=== USING THE INFORMATION ===
A - Can you reproduce the cooking recipes word for word, everything from "Mustard seeds -1tsp" down to "Vendakka Kichadi(Pachadi)"?
B - Could you write what comes next in the cooking recipes, picking up after the last sentence shown?

=== EXCERPT PROVIDED ===
Cabbage Mezhukkupuratti (Cabbage fry)


Cabbage cut into big cubes-2Cups
Shallots sliced-1/2 Cup
Dry Red Chilly-3-5
Curry Leaves-1 Sprig
Oil-1 ½ Tablespoons
Mustard seeds-1/4 teaspoon
Turmeric Powder-1/4 Teaspoon
Salt as needed


Crush together Shallots and Dry Red Chilly together and keep aside till ready to be used.
Heat Oil in a pan on medium high heat and splutter the Mustard Seeds..Add the crushed Shallot- Dry Red Chilly mixture, Turmeric Powder, and Curry Leaves and saute for a minute.Add  Cabbage and Salt; mix really well and fry on high heat for a minute.

Padavalanga Thoran (Snake gourd in grated coconut )


Snake Gourd (Padavalanga)  1
Grated coconut- 1 cup
Chilly 3
Turmeric powder - 1/4 tsp
Cumin powder a pinch
Coconut oil -2tbsp
 Mustard seed -1/2 tsp
 Dry red chilly -2
 Curry leaves -1 strig
 Small Onion- 2
 Salt As required


Cut the well washed and cleaned snake gourd into small pieces, add a little salt and cook. Grind ingredients coconut,chilly turmeric and cumin . Add the coconut paste to the cooked snake gourd. Heat oil in another pan, splutter mustard seed, add curry leaves, dry red chilly, chopped small onion. Add this to the cooked mixture and saute well.

Kappa Vevichathu/Steamed Tapioca

Tapioca (Kappa) - 1
Coconut grated -1 small cup

Mustard seeds -1tsp
Urad dal  -1tbsp
Curry leaves -2 sprig
Salt - to taste



Peel the skin of the tapioca and then wash it thoroughly. Cut it into medium small pieces.  Take these tapioca pieces in a vessel and pour enough water so that all the pieces are submerged completely. Add some salt and bring it to a boil. Cook for about 10 minutes or until all the pieces are cooked through and soft. Drain the excess water. Serve the boiled pieces as such or make it more flavourful by adding a seasoning of mustard seeds, urad dal and curry leaves. Sprinkle some freshly grated coconut on top

Sunday, July 31, 2011

Vendakka Kichadi(Pachadi)

Ladies Finger  – ¼ kg
Coconut grated  – ½ coconut
Cumin – few
Garlic – 2-3
Ginger – a small piece
Mustard– some
Salt – to taste
Green chilly – 2-3
Curd  – according to your requirement
Red dried chilly – 2 (cut in two pieces)
Curry leaves – 2 sprigs


 Cook and fry it in a kadai and keep it aside. Cut the ladies finger in small round pieces. Grind coconut grated, cumin, garlic, ginger, green chilly and salt together.You could Grind them by pouring curd to it instead of water as this brings in more flavor.In a vessel, take some oil and once it is heated add some mustard seeds. When it pops add the dried red chilly to it and the curry leaves. Then add the coconut grinded mixture to it and once it is boiled add the ladies finger to it.

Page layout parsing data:
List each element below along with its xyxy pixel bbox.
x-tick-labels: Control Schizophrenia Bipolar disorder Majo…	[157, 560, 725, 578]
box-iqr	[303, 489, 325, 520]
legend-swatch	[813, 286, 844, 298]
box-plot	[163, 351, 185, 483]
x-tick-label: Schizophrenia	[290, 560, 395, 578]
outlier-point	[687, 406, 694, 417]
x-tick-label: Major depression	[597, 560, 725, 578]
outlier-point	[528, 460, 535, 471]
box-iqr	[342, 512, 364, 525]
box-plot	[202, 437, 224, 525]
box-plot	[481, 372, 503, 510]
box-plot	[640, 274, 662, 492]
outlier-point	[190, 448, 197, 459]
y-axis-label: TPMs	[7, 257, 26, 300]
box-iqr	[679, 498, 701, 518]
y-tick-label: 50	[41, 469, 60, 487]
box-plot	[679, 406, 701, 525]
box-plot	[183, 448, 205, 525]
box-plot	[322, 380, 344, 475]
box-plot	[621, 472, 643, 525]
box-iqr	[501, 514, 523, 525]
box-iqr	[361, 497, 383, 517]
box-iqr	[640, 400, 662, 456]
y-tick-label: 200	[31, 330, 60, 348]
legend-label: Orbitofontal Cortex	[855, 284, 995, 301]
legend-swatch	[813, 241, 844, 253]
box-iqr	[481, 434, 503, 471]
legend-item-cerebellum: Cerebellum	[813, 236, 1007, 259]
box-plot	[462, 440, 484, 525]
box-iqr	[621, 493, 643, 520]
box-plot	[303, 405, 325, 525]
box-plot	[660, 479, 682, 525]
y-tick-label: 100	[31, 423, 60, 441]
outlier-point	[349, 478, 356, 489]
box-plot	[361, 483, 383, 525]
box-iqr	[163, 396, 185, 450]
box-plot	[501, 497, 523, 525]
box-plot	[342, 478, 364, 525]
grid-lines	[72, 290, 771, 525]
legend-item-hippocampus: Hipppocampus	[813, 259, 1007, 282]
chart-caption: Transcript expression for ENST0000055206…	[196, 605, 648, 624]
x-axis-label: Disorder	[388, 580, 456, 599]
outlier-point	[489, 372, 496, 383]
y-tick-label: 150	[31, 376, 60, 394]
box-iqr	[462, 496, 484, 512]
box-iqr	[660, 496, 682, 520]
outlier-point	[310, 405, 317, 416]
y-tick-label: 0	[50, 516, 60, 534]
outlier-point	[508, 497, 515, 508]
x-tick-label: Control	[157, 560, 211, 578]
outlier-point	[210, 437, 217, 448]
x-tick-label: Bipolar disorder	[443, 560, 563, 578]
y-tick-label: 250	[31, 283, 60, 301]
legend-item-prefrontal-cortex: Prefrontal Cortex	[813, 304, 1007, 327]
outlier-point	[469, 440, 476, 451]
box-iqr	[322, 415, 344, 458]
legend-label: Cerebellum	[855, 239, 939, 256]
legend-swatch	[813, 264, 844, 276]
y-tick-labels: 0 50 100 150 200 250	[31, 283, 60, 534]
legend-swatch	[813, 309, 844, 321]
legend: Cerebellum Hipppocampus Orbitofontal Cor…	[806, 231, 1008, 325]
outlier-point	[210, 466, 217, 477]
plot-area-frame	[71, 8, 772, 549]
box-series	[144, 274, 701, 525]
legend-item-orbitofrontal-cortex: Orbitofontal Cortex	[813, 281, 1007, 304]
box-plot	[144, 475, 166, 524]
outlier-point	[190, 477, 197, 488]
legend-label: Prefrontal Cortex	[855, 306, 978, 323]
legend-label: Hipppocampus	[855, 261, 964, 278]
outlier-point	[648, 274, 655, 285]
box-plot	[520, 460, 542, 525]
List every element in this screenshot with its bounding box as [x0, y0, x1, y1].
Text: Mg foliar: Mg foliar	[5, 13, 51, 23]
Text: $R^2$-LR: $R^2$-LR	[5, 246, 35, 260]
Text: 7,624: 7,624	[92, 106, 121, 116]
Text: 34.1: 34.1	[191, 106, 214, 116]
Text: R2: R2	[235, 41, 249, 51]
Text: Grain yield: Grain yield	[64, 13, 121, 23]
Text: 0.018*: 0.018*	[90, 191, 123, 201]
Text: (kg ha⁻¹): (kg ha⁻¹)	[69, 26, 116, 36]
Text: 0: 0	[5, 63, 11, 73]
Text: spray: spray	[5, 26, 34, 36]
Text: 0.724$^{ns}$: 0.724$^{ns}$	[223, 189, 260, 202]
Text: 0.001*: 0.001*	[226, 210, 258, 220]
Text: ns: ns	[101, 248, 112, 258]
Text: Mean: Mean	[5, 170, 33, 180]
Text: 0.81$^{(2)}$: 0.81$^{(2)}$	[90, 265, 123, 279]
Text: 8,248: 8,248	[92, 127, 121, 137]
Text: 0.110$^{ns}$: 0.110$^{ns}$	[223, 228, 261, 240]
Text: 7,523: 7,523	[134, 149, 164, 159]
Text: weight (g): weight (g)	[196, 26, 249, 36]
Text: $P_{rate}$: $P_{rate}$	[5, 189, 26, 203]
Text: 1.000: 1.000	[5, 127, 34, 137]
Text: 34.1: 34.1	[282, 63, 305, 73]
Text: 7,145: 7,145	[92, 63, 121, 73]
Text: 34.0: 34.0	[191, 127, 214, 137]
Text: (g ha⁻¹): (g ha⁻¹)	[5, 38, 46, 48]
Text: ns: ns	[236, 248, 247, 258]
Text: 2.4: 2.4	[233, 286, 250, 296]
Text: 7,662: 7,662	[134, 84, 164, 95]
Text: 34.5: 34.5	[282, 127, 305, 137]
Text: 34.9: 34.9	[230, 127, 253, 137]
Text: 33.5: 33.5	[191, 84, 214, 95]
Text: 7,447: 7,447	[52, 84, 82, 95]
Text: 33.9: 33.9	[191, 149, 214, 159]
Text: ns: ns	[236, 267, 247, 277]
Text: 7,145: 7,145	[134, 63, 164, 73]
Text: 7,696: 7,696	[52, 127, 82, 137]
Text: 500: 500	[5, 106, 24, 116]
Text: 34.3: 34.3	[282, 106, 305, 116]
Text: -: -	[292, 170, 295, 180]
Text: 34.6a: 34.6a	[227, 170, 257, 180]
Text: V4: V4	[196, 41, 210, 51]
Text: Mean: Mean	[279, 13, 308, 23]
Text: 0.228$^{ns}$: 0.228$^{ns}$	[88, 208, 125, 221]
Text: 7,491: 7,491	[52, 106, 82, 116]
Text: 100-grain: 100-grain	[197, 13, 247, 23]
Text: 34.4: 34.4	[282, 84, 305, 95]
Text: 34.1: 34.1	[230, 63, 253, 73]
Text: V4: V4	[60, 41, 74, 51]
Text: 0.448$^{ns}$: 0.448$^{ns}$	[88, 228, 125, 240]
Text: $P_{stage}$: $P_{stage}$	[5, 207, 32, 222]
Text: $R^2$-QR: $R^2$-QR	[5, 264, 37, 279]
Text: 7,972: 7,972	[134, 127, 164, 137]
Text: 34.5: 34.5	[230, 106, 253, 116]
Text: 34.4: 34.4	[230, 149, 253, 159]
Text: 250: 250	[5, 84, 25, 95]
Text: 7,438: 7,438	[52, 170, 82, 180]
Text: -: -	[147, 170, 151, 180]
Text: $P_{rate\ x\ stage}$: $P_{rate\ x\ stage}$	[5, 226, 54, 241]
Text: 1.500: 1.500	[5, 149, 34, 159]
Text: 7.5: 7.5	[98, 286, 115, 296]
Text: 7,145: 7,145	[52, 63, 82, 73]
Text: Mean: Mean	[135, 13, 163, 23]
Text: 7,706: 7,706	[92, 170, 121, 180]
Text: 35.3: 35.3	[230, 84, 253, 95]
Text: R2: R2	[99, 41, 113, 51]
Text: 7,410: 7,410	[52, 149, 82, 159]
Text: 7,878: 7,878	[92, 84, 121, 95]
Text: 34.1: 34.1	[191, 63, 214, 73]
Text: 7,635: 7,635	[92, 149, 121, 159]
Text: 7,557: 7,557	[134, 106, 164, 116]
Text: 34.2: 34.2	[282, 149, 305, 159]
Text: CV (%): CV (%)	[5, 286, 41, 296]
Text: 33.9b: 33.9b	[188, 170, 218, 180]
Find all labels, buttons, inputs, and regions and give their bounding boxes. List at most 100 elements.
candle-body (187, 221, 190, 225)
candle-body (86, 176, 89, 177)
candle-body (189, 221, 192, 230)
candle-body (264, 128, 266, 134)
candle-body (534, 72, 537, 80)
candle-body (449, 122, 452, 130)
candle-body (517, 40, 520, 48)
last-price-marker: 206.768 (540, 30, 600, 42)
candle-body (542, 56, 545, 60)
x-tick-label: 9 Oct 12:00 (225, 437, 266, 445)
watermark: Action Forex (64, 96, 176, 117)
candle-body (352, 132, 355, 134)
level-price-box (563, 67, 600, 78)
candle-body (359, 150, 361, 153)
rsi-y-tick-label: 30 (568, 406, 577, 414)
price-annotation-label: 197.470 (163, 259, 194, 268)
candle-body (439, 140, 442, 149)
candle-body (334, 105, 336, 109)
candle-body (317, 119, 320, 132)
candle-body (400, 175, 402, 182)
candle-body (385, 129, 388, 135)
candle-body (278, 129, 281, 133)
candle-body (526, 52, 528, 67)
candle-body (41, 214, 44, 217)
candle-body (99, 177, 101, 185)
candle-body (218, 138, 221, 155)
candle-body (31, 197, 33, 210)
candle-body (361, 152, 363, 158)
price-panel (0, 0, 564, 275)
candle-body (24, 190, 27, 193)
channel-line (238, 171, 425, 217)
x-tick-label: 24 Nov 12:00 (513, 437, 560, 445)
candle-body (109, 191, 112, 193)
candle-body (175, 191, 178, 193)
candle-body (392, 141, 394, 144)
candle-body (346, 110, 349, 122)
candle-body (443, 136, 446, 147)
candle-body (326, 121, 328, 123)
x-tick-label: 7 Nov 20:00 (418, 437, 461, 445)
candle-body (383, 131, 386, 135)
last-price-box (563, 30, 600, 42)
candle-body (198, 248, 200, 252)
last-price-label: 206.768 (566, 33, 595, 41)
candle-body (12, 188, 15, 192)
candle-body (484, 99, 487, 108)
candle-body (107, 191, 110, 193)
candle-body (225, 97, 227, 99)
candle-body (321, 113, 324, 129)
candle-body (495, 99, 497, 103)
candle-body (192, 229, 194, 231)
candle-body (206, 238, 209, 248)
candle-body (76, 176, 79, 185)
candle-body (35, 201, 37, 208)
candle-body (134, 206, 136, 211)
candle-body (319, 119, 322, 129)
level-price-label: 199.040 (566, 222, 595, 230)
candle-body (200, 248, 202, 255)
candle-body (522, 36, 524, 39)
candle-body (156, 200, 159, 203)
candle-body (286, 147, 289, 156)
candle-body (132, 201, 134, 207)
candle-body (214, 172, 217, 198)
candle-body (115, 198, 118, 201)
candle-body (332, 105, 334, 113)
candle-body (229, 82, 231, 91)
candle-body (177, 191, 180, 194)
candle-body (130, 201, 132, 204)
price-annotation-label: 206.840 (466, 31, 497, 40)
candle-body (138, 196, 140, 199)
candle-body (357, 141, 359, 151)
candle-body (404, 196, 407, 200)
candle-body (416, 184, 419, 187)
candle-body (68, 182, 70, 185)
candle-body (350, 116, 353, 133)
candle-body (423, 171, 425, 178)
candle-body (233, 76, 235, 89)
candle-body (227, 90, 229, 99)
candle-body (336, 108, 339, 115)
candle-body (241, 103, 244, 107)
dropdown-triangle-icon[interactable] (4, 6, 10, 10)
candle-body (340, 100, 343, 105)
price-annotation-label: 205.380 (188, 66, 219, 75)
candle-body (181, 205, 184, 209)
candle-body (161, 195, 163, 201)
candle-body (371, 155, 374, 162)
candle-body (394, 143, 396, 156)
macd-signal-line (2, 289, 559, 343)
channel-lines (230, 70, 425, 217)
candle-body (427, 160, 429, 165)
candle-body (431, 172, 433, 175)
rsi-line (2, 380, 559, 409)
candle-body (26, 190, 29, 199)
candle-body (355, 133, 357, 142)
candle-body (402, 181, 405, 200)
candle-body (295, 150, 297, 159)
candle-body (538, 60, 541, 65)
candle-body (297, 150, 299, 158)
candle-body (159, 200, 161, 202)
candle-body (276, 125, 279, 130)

=== ANSWERS BY ITEM ===
A -
Mustard seeds -1tsp
Urad dal  -1tbsp
Curry leaves -2 sprig
Salt - to taste



Peel the skin of the tapioca and then wash it thoroughly. Cut it into medium small pieces.  Take these tapioca pieces in a vessel and pour enough water so that all the pieces are submerged completely. Add some salt and bring it to a boil. Cook for about 10 minutes or until all the pieces are cooked through and soft. Drain the excess water. Serve the boiled pieces as such or make it more flavourful by adding a seasoning of mustard seeds, urad dal and curry leaves. Sprinkle some freshly grated coconut on top

Sunday, July 31, 2011

Vendakka Kichadi(Pachadi)

B -
Thursday, July 28, 2011

Mashed Cassava with drumstick fish curry ! (Kappa Puzhukku)

Tapioca is widely consumed in the state of Kerala. It is either boiled or cooked with spices. Tapioca with fish curry (especially Sardine) is a delicacy Kerala is known for. Thinly sliced tapioca wafers, similar to potato chips, are popular too. Cassava, often referred to as tapioca in English, is called Kappa (കപ്പ) Kizhangu or Poola (in northern Kerala) or Maracheeni Kizhangu or Cheeni or Kolli in Malayalam. Tapioca is used to make a granular product (Tapioca Pearls) called chowwary in Malayalam. Chowwary is used to make a light porridge by adding milk or buttermilk, recommended for patients recovering from illness.It was regareded as a staple food of common man in Kerala.But now people from all the secions(upperclass Hindus,Christinas) using steamed cassava .


Tapioca – 500 gm
(chop into small pieces)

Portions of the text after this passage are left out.